▶ _Direction_: Look through the material below. Copy each line that contains the string "name".

##### Dataset entries #####

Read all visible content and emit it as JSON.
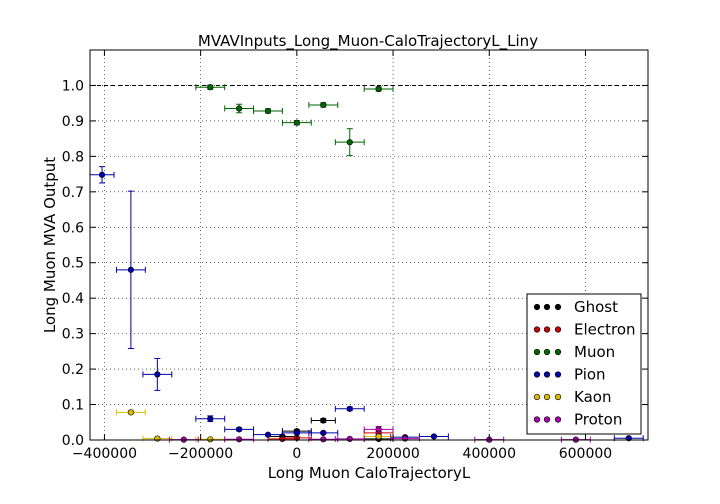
{
  "chart_data": {
    "type": "scatter",
    "title": "MVAVInputs_Long_Muon-CaloTrajectoryL_Liny",
    "xlabel": "Long Muon CaloTrajectoryL",
    "ylabel": "Long Muon MVA Output",
    "xlim": [
      -430000,
      730000
    ],
    "ylim": [
      0,
      1.1
    ],
    "xticks": [
      -400000,
      -200000,
      0,
      200000,
      400000,
      600000
    ],
    "xtick_labels": [
      "−400000",
      "−200000",
      "0",
      "200000",
      "400000",
      "600000"
    ],
    "yticks": [
      0.0,
      0.1,
      0.2,
      0.3,
      0.4,
      0.5,
      0.6,
      0.7,
      0.8,
      0.9,
      1.0
    ],
    "ytick_labels": [
      "0.0",
      "0.1",
      "0.2",
      "0.3",
      "0.4",
      "0.5",
      "0.6",
      "0.7",
      "0.8",
      "0.9",
      "1.0"
    ],
    "grid": true,
    "reference_line_y": 1.0,
    "legend_position": "lower-right",
    "series": [
      {
        "name": "Ghost",
        "color": "#000000",
        "points": [
          {
            "x": -30000,
            "y": 0.01,
            "xerr": 30000,
            "yerr": 0.003
          },
          {
            "x": 0,
            "y": 0.025,
            "xerr": 30000,
            "yerr": 0.004
          },
          {
            "x": 55000,
            "y": 0.055,
            "xerr": 25000,
            "yerr": 0.005
          },
          {
            "x": 170000,
            "y": 0.003,
            "xerr": 30000,
            "yerr": 0.002
          }
        ]
      },
      {
        "name": "Electron",
        "color": "#cc0000",
        "points": [
          {
            "x": -30000,
            "y": 0.003,
            "xerr": 30000,
            "yerr": 0.002
          },
          {
            "x": 0,
            "y": 0.006,
            "xerr": 30000,
            "yerr": 0.002
          },
          {
            "x": 170000,
            "y": 0.02,
            "xerr": 30000,
            "yerr": 0.004
          }
        ]
      },
      {
        "name": "Muon",
        "color": "#006600",
        "points": [
          {
            "x": -180000,
            "y": 0.995,
            "xerr": 30000,
            "yerr": 0.006
          },
          {
            "x": -120000,
            "y": 0.935,
            "xerr": 30000,
            "yerr": 0.012
          },
          {
            "x": -60000,
            "y": 0.928,
            "xerr": 30000,
            "yerr": 0.006
          },
          {
            "x": 0,
            "y": 0.895,
            "xerr": 30000,
            "yerr": 0.006
          },
          {
            "x": 55000,
            "y": 0.945,
            "xerr": 30000,
            "yerr": 0.006
          },
          {
            "x": 110000,
            "y": 0.84,
            "xerr": 30000,
            "yerr": 0.038
          },
          {
            "x": 170000,
            "y": 0.99,
            "xerr": 30000,
            "yerr": 0.006
          }
        ]
      },
      {
        "name": "Pion",
        "color": "#0000aa",
        "points": [
          {
            "x": -405000,
            "y": 0.748,
            "xerr": 25000,
            "yerr": 0.023
          },
          {
            "x": -345000,
            "y": 0.48,
            "xerr": 30000,
            "yerr": 0.222
          },
          {
            "x": -290000,
            "y": 0.185,
            "xerr": 30000,
            "yerr": 0.045
          },
          {
            "x": -180000,
            "y": 0.06,
            "xerr": 30000,
            "yerr": 0.008
          },
          {
            "x": -120000,
            "y": 0.03,
            "xerr": 30000,
            "yerr": 0.004
          },
          {
            "x": -60000,
            "y": 0.015,
            "xerr": 30000,
            "yerr": 0.002
          },
          {
            "x": 0,
            "y": 0.02,
            "xerr": 30000,
            "yerr": 0.003
          },
          {
            "x": 55000,
            "y": 0.02,
            "xerr": 30000,
            "yerr": 0.003
          },
          {
            "x": 110000,
            "y": 0.088,
            "xerr": 30000,
            "yerr": 0.005
          },
          {
            "x": 225000,
            "y": 0.008,
            "xerr": 30000,
            "yerr": 0.002
          },
          {
            "x": 285000,
            "y": 0.01,
            "xerr": 30000,
            "yerr": 0.002
          },
          {
            "x": 690000,
            "y": 0.005,
            "xerr": 30000,
            "yerr": 0.002
          }
        ]
      },
      {
        "name": "Kaon",
        "color": "#ddbb00",
        "points": [
          {
            "x": -345000,
            "y": 0.078,
            "xerr": 30000,
            "yerr": 0.004
          },
          {
            "x": -290000,
            "y": 0.004,
            "xerr": 30000,
            "yerr": 0.002
          },
          {
            "x": -180000,
            "y": 0.002,
            "xerr": 30000,
            "yerr": 0.002
          },
          {
            "x": 170000,
            "y": 0.01,
            "xerr": 30000,
            "yerr": 0.003
          }
        ]
      },
      {
        "name": "Proton",
        "color": "#aa00aa",
        "points": [
          {
            "x": -235000,
            "y": 0.001,
            "xerr": 30000,
            "yerr": 0.001
          },
          {
            "x": -120000,
            "y": 0.002,
            "xerr": 30000,
            "yerr": 0.001
          },
          {
            "x": 55000,
            "y": 0.002,
            "xerr": 30000,
            "yerr": 0.001
          },
          {
            "x": 110000,
            "y": 0.003,
            "xerr": 30000,
            "yerr": 0.001
          },
          {
            "x": 170000,
            "y": 0.03,
            "xerr": 30000,
            "yerr": 0.008
          },
          {
            "x": 225000,
            "y": 0.004,
            "xerr": 30000,
            "yerr": 0.002
          },
          {
            "x": 400000,
            "y": 0.001,
            "xerr": 30000,
            "yerr": 0.001
          },
          {
            "x": 580000,
            "y": 0.001,
            "xerr": 30000,
            "yerr": 0.001
          }
        ]
      }
    ]
  }
}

#####

▶ _Complete output_:
        "name": "Ghost",
        "name": "Electron",
        "name": "Muon",
        "name": "Pion",
        "name": "Kaon",
        "name": "Proton",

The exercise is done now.